- _Information supplied_:

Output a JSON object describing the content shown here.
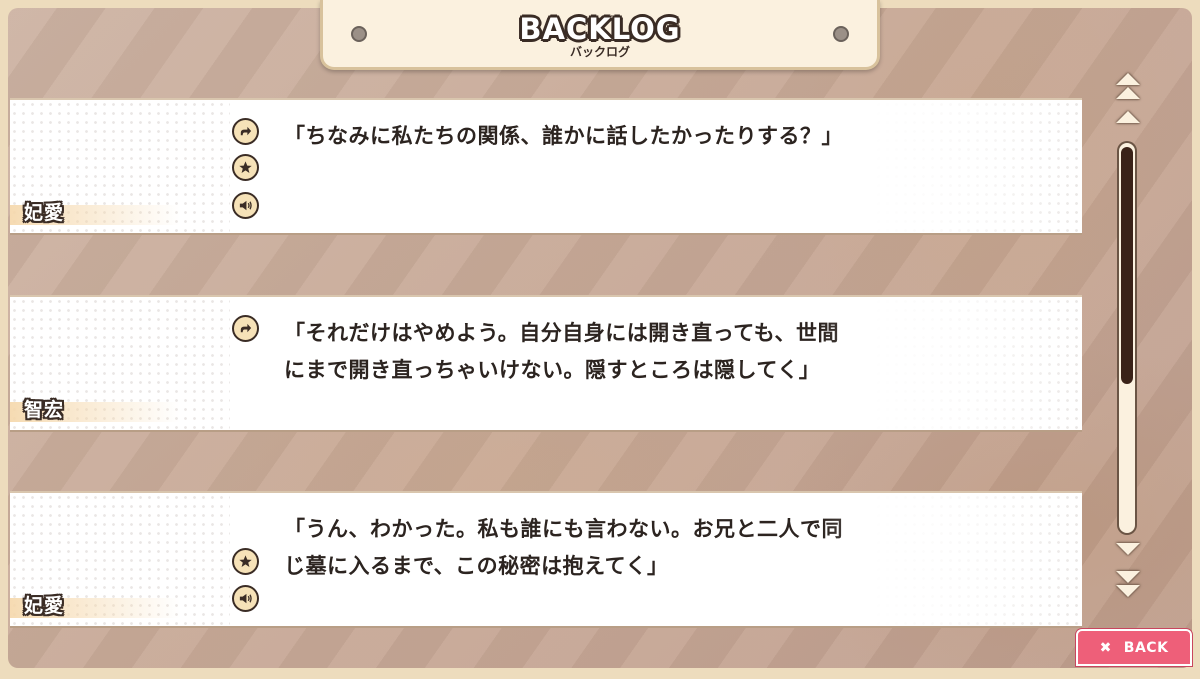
{
  "header": {
    "title": "BACKLOG",
    "subtitle": "バックログ"
  },
  "entries": [
    {
      "speaker": "妃愛",
      "text": "「ちなみに私たちの関係、誰かに話したかったりする？」",
      "icons": [
        "jump-icon",
        "star-icon",
        "voice-icon"
      ]
    },
    {
      "speaker": "智宏",
      "text": "「それだけはやめよう。自分自身には開き直っても、世間\nにまで開き直っちゃいけない。隠すところは隠してく」",
      "icons": [
        "jump-icon"
      ]
    },
    {
      "speaker": "妃愛",
      "text": "「うん、わかった。私も誰にも言わない。お兄と二人で同\nじ墓に入るまで、この秘密は抱えてく」",
      "icons": [
        "star-icon",
        "voice-icon"
      ]
    }
  ],
  "scrollbar": {
    "position_fraction": 0.62
  },
  "back_button": {
    "icon": "close-icon",
    "label": "BACK",
    "color": "#ee5f79"
  },
  "colors": {
    "outline": "#3a2c25",
    "panel": "#fbf1df"
  }
}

- _Instructions to follow_: An exact transcription of all the entries is required, without the pictures.

- _The reply_:
Output a JSON object describing the content shown here.
{
  "header": {
    "title": "BACKLOG",
    "subtitle": "バックログ"
  },
  "entries": [
    {
      "speaker": "妃愛",
      "text": "「ちなみに私たちの関係、誰かに話したかったりする？」",
      "icons": [
        "jump-icon",
        "star-icon",
        "voice-icon"
      ]
    },
    {
      "speaker": "智宏",
      "text": "「それだけはやめよう。自分自身には開き直っても、世間\nにまで開き直っちゃいけない。隠すところは隠してく」",
      "icons": [
        "jump-icon"
      ]
    },
    {
      "speaker": "妃愛",
      "text": "「うん、わかった。私も誰にも言わない。お兄と二人で同\nじ墓に入るまで、この秘密は抱えてく」",
      "icons": [
        "star-icon",
        "voice-icon"
      ]
    }
  ],
  "scrollbar": {
    "position_fraction": 0.62
  },
  "back_button": {
    "icon": "close-icon",
    "label": "BACK",
    "color": "#ee5f79"
  },
  "colors": {
    "outline": "#3a2c25",
    "panel": "#fbf1df"
  }
}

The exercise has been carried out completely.